* start *
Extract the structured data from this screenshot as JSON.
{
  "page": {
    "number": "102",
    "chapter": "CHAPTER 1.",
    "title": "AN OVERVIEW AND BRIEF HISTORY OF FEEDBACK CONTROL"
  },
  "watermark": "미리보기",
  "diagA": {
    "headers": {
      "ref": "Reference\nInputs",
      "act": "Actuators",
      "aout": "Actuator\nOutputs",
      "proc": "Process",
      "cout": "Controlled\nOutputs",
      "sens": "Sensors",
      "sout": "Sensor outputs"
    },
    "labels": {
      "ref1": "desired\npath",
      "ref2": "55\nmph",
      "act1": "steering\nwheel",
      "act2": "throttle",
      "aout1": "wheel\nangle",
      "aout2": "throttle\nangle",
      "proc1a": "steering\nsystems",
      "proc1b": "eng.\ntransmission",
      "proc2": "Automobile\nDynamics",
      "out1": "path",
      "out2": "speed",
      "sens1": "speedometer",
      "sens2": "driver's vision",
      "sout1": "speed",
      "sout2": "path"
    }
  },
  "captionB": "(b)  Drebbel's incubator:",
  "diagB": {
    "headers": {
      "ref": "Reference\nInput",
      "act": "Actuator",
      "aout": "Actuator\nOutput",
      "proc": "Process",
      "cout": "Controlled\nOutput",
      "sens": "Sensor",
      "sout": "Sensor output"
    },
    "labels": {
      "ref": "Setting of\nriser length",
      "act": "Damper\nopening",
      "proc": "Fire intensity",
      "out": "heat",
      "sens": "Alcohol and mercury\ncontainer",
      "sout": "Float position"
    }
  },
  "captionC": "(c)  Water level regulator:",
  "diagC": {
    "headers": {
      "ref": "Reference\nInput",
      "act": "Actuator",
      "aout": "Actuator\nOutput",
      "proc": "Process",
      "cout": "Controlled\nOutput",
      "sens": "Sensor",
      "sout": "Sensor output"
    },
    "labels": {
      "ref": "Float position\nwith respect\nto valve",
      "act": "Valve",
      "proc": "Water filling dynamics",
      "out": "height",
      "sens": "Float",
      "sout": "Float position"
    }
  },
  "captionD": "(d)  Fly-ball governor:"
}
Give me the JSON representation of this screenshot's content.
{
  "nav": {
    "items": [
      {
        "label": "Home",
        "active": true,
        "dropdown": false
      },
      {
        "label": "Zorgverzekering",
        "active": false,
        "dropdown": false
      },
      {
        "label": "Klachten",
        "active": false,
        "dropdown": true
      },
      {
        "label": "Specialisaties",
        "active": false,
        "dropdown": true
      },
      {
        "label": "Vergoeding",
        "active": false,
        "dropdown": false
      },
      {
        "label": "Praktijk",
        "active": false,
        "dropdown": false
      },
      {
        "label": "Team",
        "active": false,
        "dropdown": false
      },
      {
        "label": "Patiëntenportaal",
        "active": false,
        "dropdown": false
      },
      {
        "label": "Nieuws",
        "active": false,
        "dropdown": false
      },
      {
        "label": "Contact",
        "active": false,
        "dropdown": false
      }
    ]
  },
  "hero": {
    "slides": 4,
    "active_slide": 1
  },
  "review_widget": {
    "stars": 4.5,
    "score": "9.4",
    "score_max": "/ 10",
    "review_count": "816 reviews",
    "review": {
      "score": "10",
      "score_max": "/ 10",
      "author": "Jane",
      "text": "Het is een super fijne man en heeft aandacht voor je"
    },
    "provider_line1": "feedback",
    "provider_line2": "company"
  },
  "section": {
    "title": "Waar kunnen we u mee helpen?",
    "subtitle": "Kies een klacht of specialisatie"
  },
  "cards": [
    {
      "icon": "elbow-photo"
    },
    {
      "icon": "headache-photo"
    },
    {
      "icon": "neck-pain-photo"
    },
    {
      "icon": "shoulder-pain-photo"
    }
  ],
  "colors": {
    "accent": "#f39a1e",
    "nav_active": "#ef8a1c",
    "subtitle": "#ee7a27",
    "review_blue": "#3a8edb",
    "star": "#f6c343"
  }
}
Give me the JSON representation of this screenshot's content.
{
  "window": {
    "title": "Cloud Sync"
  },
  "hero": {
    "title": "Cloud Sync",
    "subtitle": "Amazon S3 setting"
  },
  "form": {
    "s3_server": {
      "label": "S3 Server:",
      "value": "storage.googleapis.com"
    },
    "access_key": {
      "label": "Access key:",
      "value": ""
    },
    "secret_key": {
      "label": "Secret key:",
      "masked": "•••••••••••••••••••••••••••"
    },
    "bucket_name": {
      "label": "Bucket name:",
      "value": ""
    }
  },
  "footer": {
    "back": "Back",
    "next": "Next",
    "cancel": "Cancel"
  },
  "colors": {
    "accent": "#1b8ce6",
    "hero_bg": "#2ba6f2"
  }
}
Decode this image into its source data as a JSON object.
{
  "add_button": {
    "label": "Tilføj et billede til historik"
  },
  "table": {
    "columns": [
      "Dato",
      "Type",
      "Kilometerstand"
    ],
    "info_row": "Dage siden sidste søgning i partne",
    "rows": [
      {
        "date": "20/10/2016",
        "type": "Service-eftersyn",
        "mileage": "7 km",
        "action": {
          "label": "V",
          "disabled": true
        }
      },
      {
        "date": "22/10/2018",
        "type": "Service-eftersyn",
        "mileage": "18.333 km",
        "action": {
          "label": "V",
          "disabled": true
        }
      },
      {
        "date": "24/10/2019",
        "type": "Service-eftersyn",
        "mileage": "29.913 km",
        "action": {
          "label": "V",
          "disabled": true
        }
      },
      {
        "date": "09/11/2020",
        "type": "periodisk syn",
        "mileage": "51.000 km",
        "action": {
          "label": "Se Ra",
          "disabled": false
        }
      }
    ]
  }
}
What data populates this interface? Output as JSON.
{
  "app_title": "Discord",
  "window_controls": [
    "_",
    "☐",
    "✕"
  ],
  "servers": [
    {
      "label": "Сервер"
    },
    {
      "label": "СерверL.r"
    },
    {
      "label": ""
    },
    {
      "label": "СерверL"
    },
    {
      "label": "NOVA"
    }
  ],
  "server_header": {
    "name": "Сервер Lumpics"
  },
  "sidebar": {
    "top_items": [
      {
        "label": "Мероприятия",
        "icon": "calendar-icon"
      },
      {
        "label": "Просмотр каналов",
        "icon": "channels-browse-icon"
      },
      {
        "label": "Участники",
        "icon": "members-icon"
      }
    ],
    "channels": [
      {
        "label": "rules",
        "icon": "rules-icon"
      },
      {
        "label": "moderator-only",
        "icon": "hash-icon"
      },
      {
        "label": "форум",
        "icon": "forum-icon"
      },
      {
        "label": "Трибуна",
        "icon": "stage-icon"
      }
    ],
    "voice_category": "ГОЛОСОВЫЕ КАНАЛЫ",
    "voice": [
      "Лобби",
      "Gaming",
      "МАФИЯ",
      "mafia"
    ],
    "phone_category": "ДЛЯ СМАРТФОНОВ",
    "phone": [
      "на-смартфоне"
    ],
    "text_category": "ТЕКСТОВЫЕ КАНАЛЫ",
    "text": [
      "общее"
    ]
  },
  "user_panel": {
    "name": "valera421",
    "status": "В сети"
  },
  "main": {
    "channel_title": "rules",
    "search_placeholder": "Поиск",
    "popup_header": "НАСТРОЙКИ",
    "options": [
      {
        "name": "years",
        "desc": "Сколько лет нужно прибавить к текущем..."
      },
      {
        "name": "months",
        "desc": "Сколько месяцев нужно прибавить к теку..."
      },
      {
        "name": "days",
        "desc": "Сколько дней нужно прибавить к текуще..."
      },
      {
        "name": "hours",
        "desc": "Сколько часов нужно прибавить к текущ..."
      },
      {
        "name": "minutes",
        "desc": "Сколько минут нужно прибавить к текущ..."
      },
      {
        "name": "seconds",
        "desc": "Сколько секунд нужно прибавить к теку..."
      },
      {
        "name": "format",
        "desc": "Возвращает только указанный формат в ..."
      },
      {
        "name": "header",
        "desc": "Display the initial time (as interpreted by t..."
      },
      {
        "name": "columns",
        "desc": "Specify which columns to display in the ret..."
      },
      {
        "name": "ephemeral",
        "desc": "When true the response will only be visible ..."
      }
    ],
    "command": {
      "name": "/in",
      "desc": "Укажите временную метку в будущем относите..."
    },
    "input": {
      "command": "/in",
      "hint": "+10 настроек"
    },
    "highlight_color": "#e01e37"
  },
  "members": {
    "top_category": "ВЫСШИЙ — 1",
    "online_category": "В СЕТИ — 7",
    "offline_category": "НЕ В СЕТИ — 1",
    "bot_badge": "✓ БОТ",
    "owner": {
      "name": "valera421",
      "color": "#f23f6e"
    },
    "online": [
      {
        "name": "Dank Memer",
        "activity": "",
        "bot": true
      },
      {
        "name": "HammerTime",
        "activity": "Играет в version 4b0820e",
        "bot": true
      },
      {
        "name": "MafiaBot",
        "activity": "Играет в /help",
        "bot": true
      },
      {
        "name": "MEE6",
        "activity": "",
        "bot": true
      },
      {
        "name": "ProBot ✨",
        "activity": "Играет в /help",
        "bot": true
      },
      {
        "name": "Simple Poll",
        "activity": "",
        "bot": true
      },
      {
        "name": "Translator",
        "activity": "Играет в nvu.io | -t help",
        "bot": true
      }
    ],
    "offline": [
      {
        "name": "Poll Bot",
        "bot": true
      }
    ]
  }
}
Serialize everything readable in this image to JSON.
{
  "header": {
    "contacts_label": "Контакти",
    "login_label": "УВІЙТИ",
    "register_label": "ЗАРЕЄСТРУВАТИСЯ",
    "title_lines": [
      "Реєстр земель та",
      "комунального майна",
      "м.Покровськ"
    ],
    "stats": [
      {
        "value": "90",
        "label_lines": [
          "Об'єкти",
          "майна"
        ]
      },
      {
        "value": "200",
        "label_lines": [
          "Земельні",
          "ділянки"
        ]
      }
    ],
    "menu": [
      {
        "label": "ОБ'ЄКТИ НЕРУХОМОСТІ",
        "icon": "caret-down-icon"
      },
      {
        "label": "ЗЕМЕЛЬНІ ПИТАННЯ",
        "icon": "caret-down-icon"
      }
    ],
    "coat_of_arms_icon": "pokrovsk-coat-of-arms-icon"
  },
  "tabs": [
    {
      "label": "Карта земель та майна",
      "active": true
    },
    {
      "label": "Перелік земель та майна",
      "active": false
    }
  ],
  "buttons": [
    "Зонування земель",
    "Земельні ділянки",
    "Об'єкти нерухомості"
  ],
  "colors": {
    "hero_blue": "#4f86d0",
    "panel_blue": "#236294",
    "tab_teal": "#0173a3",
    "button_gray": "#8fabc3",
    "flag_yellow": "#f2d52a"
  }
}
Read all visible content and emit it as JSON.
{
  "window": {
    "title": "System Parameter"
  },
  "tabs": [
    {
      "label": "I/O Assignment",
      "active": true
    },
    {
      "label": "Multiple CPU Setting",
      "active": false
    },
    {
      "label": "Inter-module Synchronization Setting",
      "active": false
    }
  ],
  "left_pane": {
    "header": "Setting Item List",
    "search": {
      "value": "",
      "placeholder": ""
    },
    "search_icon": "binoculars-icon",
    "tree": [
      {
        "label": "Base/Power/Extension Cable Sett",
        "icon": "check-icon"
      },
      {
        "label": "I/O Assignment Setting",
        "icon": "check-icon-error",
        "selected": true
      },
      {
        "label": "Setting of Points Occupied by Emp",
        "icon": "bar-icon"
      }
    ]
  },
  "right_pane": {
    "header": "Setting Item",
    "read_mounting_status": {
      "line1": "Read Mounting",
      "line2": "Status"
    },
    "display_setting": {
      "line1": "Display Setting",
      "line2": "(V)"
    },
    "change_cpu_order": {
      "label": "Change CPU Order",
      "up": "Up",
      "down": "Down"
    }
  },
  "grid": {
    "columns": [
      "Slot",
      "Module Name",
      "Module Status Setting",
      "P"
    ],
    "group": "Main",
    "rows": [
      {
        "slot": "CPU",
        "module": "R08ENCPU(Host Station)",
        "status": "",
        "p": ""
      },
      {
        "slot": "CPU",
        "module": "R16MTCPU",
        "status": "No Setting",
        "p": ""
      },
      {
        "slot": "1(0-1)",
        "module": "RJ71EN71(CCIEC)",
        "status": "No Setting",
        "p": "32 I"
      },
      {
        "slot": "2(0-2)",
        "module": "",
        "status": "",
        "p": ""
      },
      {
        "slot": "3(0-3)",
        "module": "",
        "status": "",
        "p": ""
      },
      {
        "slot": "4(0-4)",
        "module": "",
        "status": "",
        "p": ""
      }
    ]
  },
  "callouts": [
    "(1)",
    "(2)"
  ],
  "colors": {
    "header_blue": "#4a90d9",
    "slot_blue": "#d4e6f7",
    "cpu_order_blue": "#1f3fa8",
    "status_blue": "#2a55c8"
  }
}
* end *
### THE REQUEST:
Return all lines containing the word "value".

### PROBLEM SOLUTION:
      "value": "storage.googleapis.com"
      "value": ""
      "value": ""
        "value": "90",
        "value": "200",
      "value": "",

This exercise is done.